**Problem details**
Your answer should be a single number: the count of lines that include "الحديث".

**Listed entries**
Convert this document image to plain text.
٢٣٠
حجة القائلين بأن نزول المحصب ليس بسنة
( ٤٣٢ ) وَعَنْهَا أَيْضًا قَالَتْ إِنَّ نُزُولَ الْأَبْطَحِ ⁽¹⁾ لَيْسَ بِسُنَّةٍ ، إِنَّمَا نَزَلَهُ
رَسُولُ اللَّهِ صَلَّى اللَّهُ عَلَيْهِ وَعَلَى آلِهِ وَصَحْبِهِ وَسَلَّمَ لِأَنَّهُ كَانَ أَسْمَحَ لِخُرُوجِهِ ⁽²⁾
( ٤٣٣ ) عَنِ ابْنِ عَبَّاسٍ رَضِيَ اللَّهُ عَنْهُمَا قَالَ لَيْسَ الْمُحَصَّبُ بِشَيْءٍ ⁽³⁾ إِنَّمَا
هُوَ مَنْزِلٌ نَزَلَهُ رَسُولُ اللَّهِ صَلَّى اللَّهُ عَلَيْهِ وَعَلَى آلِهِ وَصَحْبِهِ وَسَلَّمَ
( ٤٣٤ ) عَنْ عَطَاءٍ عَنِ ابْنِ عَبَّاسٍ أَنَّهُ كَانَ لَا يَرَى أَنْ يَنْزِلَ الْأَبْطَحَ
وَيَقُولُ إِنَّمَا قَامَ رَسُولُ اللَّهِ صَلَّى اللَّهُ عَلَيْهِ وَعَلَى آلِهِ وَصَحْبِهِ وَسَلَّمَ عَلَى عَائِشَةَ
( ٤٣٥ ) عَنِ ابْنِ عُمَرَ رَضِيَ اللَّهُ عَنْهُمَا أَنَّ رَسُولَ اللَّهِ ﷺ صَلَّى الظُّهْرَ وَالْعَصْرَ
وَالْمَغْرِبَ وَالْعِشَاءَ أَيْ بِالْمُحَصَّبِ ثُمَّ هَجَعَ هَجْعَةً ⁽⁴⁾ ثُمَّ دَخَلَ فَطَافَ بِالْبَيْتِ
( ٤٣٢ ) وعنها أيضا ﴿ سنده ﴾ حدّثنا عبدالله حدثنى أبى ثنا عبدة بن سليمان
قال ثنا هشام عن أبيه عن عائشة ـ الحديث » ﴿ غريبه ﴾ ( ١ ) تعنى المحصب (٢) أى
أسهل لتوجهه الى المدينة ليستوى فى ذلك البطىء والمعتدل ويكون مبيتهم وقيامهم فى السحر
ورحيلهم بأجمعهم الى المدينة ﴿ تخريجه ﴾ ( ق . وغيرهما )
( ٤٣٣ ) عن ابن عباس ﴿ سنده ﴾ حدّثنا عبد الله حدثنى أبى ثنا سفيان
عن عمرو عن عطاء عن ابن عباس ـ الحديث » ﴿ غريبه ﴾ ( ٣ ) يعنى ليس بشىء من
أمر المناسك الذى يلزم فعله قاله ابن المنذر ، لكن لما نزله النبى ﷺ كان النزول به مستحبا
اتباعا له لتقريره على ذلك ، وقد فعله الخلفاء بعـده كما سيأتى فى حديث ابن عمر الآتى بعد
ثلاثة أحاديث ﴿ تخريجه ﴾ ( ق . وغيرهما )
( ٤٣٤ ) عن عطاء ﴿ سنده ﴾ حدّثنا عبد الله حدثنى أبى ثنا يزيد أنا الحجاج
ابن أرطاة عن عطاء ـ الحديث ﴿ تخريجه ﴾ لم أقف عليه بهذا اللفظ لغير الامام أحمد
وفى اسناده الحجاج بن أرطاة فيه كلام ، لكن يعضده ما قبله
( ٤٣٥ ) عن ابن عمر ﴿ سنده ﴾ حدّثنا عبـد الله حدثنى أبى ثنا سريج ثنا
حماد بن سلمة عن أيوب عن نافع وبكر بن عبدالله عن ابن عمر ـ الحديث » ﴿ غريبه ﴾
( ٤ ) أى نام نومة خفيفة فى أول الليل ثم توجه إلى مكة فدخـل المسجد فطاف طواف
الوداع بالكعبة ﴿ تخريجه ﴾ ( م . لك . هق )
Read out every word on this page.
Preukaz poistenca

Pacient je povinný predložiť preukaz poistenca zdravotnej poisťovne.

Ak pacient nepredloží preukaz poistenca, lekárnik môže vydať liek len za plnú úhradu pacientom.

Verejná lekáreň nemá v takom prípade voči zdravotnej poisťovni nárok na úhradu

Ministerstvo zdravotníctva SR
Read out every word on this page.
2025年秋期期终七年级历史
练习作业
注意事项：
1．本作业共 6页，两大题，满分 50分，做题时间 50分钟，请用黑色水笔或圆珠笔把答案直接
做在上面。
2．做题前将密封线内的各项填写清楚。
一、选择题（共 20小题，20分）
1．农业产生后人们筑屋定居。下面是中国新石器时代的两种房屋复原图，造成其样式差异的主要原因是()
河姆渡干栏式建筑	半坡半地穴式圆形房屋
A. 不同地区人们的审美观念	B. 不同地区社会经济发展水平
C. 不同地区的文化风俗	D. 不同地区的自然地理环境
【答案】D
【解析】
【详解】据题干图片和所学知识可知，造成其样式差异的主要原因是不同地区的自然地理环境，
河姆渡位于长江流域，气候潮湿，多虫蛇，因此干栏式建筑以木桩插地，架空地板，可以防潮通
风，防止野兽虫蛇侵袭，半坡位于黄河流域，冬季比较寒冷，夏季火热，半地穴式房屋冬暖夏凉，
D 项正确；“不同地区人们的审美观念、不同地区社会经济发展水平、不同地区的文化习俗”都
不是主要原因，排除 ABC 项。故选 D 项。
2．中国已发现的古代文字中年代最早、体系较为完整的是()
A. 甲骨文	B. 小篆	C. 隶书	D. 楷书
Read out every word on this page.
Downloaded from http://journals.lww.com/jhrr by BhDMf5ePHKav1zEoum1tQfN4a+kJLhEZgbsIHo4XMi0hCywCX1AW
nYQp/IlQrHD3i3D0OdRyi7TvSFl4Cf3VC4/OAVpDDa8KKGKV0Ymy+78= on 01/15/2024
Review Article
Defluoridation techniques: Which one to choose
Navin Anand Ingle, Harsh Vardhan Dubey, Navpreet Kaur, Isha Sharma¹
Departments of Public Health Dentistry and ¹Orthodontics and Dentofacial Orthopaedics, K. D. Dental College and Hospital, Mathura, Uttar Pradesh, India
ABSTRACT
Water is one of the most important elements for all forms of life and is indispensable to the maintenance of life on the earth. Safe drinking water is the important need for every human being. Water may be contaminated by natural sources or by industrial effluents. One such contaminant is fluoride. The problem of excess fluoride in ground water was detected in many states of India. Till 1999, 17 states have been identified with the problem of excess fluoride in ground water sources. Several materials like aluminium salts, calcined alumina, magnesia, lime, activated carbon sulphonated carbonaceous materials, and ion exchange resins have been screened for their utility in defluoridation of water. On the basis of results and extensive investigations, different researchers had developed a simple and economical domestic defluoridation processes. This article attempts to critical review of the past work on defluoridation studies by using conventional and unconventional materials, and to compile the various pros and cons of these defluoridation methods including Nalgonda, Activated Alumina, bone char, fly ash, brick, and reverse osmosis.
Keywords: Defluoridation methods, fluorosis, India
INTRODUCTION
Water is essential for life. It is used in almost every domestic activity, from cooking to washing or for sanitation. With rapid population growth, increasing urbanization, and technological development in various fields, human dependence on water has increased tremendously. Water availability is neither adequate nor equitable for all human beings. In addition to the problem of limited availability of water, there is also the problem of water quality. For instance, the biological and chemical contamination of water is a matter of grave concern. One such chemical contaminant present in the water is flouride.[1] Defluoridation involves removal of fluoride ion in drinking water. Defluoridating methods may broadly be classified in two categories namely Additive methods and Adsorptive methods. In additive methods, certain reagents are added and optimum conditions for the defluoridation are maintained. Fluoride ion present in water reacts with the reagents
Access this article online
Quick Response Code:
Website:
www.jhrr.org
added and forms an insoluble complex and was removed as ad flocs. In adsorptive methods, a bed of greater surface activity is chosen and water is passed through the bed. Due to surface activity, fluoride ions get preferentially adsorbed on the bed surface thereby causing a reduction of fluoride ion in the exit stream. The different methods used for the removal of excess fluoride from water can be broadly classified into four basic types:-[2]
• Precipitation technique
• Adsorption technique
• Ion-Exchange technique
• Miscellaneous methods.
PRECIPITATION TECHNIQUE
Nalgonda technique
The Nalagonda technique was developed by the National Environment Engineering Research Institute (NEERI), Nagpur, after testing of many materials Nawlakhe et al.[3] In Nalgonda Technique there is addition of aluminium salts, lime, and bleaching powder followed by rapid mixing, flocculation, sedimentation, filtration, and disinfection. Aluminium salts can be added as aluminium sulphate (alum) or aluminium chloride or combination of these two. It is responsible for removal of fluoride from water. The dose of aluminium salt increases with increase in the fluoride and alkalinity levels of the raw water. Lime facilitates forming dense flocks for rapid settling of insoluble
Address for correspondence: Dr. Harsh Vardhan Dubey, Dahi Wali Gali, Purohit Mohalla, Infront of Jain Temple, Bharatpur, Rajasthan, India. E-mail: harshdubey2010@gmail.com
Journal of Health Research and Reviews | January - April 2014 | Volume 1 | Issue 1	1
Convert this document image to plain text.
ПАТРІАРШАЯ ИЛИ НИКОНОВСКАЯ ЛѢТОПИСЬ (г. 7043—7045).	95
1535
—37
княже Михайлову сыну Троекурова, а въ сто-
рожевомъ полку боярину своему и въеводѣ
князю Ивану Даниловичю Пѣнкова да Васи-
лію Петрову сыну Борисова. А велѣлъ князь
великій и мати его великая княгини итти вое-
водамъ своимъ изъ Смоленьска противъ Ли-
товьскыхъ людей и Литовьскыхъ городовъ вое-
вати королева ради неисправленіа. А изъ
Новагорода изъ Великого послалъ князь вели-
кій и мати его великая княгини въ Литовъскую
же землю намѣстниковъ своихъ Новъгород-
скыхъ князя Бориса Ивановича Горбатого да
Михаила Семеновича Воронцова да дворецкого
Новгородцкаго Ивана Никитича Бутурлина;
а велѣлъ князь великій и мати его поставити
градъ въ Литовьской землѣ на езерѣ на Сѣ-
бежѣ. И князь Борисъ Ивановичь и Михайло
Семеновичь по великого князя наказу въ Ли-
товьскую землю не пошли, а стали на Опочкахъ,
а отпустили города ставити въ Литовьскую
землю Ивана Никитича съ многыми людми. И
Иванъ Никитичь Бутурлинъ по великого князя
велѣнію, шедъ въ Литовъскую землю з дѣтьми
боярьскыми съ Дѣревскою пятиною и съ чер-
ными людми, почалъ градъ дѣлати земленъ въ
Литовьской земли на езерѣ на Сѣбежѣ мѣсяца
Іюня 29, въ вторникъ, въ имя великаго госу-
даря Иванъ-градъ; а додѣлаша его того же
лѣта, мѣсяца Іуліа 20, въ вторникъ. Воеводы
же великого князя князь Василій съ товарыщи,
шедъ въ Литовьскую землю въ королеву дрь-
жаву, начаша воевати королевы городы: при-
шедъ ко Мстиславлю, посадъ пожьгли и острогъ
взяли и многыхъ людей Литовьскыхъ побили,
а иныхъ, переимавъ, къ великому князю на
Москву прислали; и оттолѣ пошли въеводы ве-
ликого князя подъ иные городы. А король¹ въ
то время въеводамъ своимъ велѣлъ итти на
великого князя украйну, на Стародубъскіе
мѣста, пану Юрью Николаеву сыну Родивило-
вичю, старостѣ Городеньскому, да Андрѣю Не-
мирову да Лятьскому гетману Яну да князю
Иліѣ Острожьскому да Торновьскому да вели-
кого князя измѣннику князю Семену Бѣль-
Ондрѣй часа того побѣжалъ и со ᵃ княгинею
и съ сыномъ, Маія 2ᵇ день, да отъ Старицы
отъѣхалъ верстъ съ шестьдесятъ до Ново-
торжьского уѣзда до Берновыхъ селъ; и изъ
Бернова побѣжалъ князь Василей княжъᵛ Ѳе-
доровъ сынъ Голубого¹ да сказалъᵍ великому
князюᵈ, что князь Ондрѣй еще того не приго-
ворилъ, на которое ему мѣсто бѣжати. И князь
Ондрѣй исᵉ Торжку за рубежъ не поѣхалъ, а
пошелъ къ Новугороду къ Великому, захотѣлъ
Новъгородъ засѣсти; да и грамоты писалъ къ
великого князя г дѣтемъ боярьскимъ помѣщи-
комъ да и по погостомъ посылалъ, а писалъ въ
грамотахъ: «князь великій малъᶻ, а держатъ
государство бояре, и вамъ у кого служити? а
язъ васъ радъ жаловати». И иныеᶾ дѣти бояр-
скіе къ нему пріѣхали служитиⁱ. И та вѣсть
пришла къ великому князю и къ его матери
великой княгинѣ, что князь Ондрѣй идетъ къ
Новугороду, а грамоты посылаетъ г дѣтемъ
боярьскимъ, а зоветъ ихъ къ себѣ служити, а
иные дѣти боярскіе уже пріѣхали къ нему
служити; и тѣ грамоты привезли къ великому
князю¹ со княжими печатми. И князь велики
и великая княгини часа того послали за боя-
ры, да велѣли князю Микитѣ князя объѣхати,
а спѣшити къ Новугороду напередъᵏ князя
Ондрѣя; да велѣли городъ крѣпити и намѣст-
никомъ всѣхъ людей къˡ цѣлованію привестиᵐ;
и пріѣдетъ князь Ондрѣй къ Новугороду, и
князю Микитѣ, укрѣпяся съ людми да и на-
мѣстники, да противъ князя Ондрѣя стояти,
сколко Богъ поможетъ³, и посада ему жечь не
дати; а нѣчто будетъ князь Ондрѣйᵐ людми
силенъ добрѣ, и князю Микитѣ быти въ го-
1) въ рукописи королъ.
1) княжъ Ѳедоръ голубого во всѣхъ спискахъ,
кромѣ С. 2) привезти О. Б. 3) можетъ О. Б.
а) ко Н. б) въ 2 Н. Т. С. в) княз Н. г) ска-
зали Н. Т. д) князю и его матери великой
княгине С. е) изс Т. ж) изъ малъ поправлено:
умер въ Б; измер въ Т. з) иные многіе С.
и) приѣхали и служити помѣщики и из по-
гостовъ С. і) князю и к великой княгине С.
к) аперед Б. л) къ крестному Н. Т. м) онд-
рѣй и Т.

**Output**
4